# Available data
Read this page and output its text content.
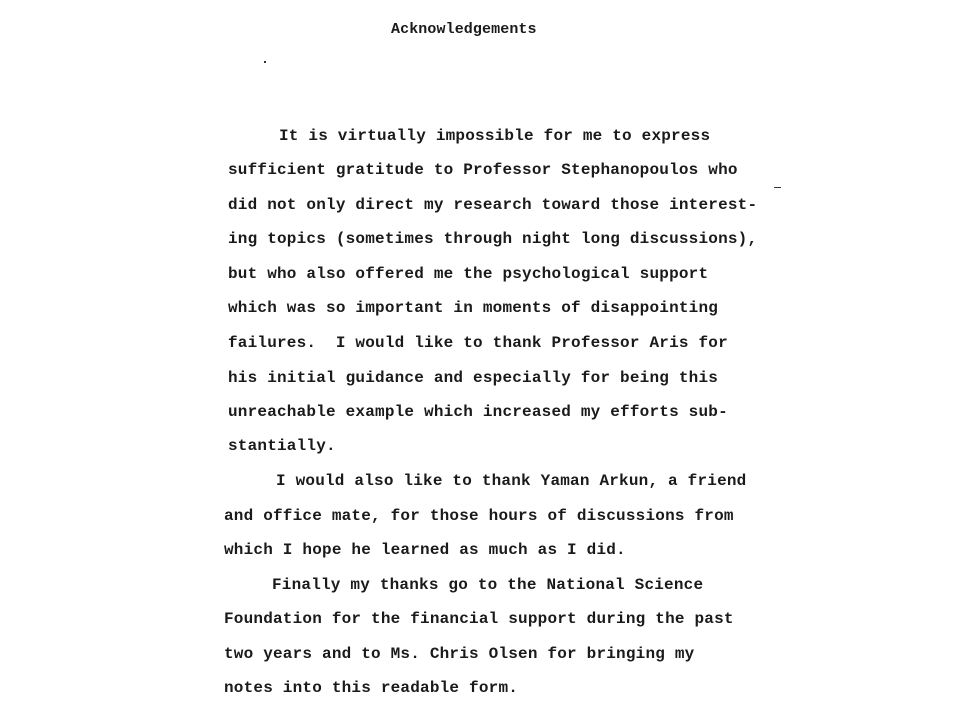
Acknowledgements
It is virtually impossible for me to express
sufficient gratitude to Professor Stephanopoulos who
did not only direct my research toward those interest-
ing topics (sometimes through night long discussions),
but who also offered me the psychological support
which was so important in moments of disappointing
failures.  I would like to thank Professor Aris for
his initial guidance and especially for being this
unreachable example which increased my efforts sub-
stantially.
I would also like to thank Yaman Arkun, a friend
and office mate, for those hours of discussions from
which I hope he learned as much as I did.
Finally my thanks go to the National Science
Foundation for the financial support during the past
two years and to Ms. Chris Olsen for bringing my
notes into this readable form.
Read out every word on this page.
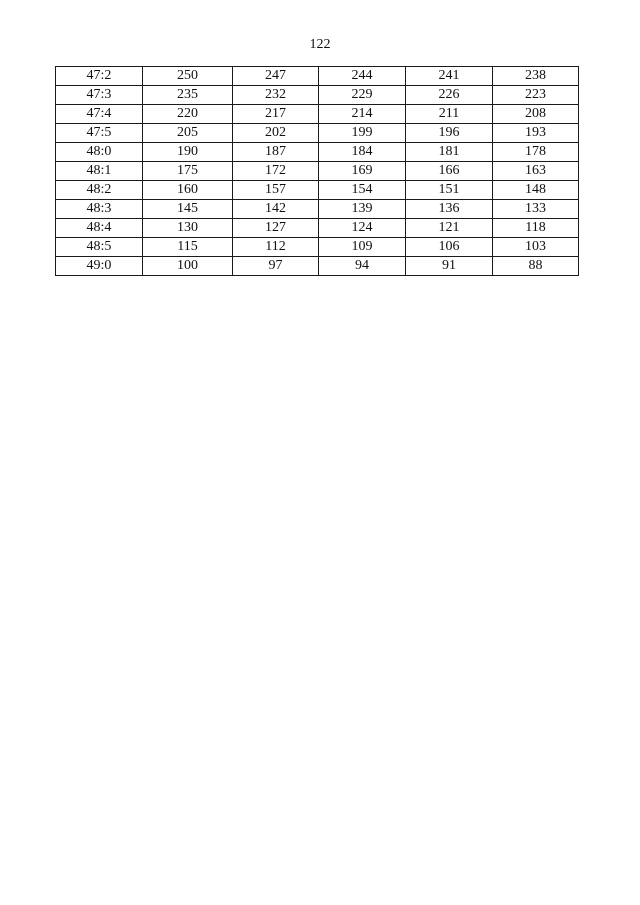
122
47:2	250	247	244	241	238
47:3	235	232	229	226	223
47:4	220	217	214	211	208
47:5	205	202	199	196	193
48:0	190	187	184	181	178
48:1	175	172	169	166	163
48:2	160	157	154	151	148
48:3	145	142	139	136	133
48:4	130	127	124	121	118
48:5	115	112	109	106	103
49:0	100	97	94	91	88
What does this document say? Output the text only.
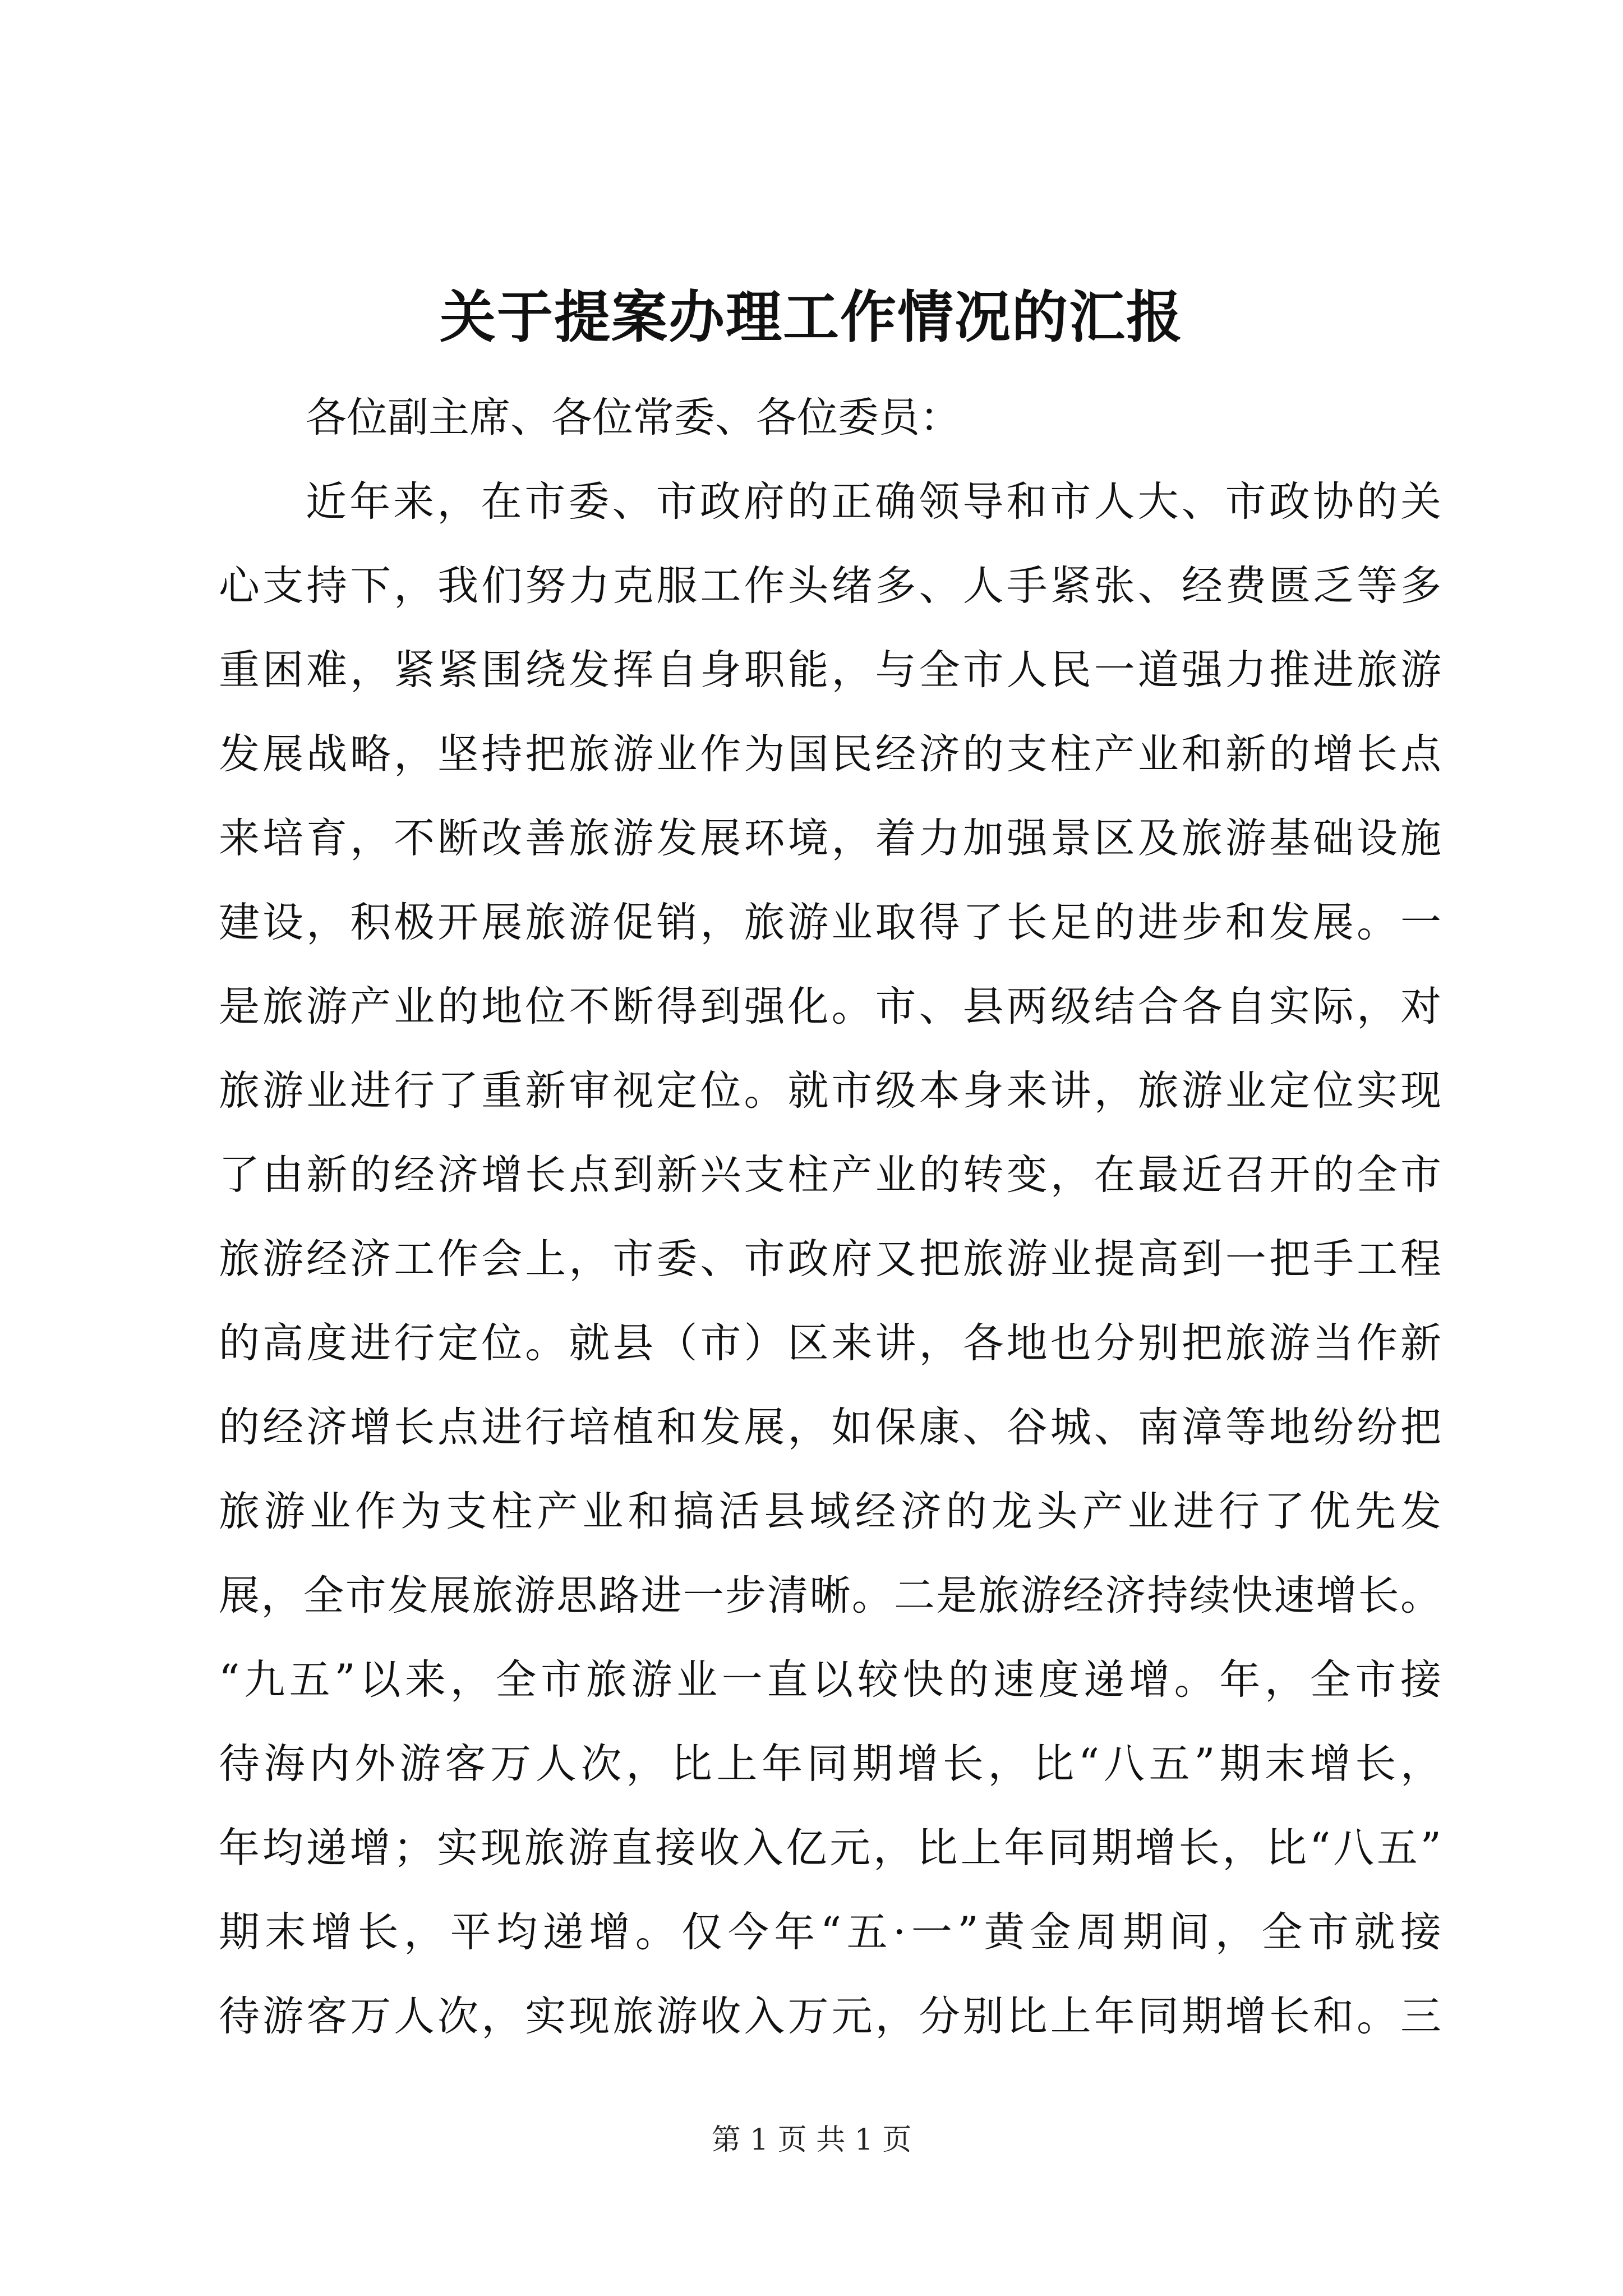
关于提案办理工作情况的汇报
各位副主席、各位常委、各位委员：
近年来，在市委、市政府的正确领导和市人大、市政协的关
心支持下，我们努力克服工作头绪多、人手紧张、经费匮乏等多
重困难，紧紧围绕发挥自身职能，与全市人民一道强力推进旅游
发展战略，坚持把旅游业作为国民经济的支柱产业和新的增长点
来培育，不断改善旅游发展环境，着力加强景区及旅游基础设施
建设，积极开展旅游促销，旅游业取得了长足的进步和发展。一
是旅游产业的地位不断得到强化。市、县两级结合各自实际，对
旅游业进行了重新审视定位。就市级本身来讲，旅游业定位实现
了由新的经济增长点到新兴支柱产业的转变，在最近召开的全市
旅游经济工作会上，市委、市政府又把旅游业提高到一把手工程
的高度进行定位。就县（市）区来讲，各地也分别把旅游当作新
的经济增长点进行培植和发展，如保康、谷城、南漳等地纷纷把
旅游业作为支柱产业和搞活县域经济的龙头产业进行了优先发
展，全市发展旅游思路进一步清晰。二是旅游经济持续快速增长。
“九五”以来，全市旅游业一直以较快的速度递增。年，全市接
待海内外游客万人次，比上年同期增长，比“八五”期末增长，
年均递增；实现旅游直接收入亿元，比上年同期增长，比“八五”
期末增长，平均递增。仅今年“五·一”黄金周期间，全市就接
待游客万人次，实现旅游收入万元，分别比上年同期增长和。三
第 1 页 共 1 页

# Prompt
Beginning with the line that holds "What does this", extract every line to the end of the material, exactly as it stands, and drop the pictures.

# Final result
What does this document say? Output the text only.
关于提案办理工作情况的汇报
各位副主席、各位常委、各位委员：
近年来，在市委、市政府的正确领导和市人大、市政协的关
心支持下，我们努力克服工作头绪多、人手紧张、经费匮乏等多
重困难，紧紧围绕发挥自身职能，与全市人民一道强力推进旅游
发展战略，坚持把旅游业作为国民经济的支柱产业和新的增长点
来培育，不断改善旅游发展环境，着力加强景区及旅游基础设施
建设，积极开展旅游促销，旅游业取得了长足的进步和发展。一
是旅游产业的地位不断得到强化。市、县两级结合各自实际，对
旅游业进行了重新审视定位。就市级本身来讲，旅游业定位实现
了由新的经济增长点到新兴支柱产业的转变，在最近召开的全市
旅游经济工作会上，市委、市政府又把旅游业提高到一把手工程
的高度进行定位。就县（市）区来讲，各地也分别把旅游当作新
的经济增长点进行培植和发展，如保康、谷城、南漳等地纷纷把
旅游业作为支柱产业和搞活县域经济的龙头产业进行了优先发
展，全市发展旅游思路进一步清晰。二是旅游经济持续快速增长。
“九五”以来，全市旅游业一直以较快的速度递增。年，全市接
待海内外游客万人次，比上年同期增长，比“八五”期末增长，
年均递增；实现旅游直接收入亿元，比上年同期增长，比“八五”
期末增长，平均递增。仅今年“五·一”黄金周期间，全市就接
待游客万人次，实现旅游收入万元，分别比上年同期增长和。三
第 1 页 共 1 页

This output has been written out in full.